◆ Objective: Go through the data and copy every line exactly, but not the images.

Dataset records:
** START **

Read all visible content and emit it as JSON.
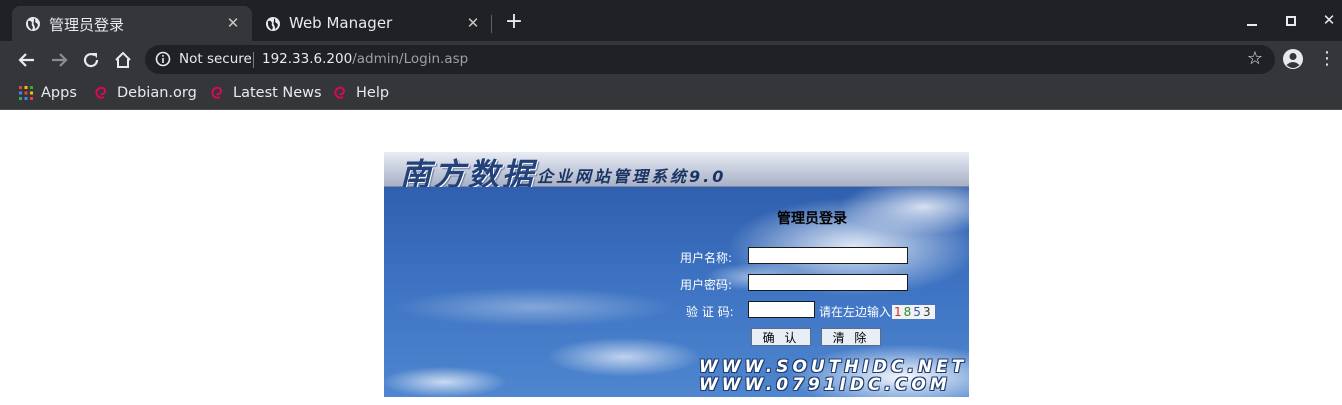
{
  "browser": {
    "tabs": [
      {
        "title": "管理员登录",
        "active": true
      },
      {
        "title": "Web Manager",
        "active": false
      }
    ],
    "new_tab_symbol": "+",
    "security_label": "Not secure",
    "url_host": "192.33.6.200",
    "url_path": "/admin/Login.asp",
    "bookmarks": [
      "Apps",
      "Debian.org",
      "Latest News",
      "Help"
    ],
    "theme_colors": {
      "frame": "#202124",
      "toolbar": "#35363a",
      "text": "#e8eaed",
      "debian_red": "#d70a53"
    }
  },
  "login": {
    "brand": "南方数据",
    "product": "企业网站管理系统9.0",
    "form_title": "管理员登录",
    "username_label": "用户名称:",
    "password_label": "用户密码:",
    "captcha_label": "验 证 码:",
    "username_value": "",
    "password_value": "",
    "captcha_value": "",
    "captcha_hint": "请在左边输入",
    "captcha_code": [
      "1",
      "8",
      "5",
      "3"
    ],
    "confirm_button": "确 认",
    "clear_button": "清 除",
    "sites": [
      "WWW.SOUTHIDC.NET",
      "WWW.0791IDC.COM"
    ]
  }
}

** END **

◆ Correct output:
Read all visible content and emit it as JSON.
{
  "browser": {
    "tabs": [
      {
        "title": "管理员登录",
        "active": true
      },
      {
        "title": "Web Manager",
        "active": false
      }
    ],
    "new_tab_symbol": "+",
    "security_label": "Not secure",
    "url_host": "192.33.6.200",
    "url_path": "/admin/Login.asp",
    "bookmarks": [
      "Apps",
      "Debian.org",
      "Latest News",
      "Help"
    ],
    "theme_colors": {
      "frame": "#202124",
      "toolbar": "#35363a",
      "text": "#e8eaed",
      "debian_red": "#d70a53"
    }
  },
  "login": {
    "brand": "南方数据",
    "product": "企业网站管理系统9.0",
    "form_title": "管理员登录",
    "username_label": "用户名称:",
    "password_label": "用户密码:",
    "captcha_label": "验 证 码:",
    "username_value": "",
    "password_value": "",
    "captcha_value": "",
    "captcha_hint": "请在左边输入",
    "captcha_code": [
      "1",
      "8",
      "5",
      "3"
    ],
    "confirm_button": "确 认",
    "clear_button": "清 除",
    "sites": [
      "WWW.SOUTHIDC.NET",
      "WWW.0791IDC.COM"
    ]
  }
}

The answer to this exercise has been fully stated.